| EXERCISE GOAL |
Among the lines below, keep only those from the one containing "Convert this screenshot" through the one containing "Read the values", and reproduce them exactly.

| DATASET |
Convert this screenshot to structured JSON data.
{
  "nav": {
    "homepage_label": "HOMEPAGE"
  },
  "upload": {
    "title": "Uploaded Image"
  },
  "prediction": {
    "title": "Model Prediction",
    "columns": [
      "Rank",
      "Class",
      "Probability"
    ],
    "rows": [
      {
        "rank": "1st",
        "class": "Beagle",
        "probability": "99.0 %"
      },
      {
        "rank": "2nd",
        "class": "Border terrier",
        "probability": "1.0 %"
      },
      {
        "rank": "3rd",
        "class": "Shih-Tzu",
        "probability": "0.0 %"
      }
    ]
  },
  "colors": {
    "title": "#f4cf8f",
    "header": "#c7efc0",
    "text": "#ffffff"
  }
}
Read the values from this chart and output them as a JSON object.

* * *

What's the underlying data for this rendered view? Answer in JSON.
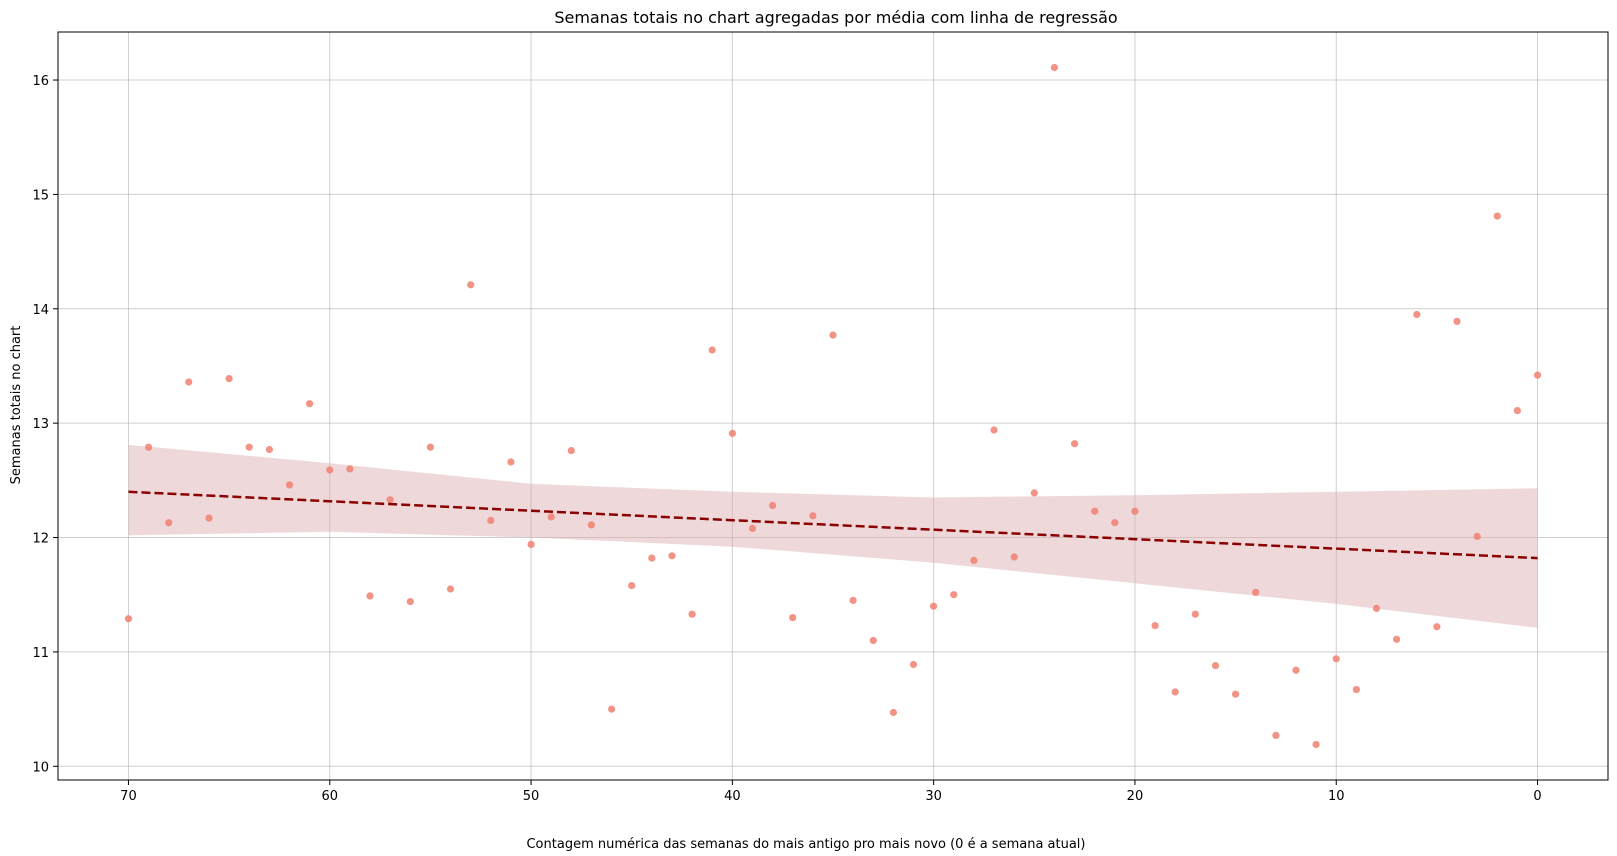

| THE ANSWER |
Convert this screenshot to structured JSON data.
{
  "nav": {
    "homepage_label": "HOMEPAGE"
  },
  "upload": {
    "title": "Uploaded Image"
  },
  "prediction": {
    "title": "Model Prediction",
    "columns": [
      "Rank",
      "Class",
      "Probability"
    ],
    "rows": [
      {
        "rank": "1st",
        "class": "Beagle",
        "probability": "99.0 %"
      },
      {
        "rank": "2nd",
        "class": "Border terrier",
        "probability": "1.0 %"
      },
      {
        "rank": "3rd",
        "class": "Shih-Tzu",
        "probability": "0.0 %"
      }
    ]
  },
  "colors": {
    "title": "#f4cf8f",
    "header": "#c7efc0",
    "text": "#ffffff"
  }
}
Read the values from this chart and output them as a JSON object.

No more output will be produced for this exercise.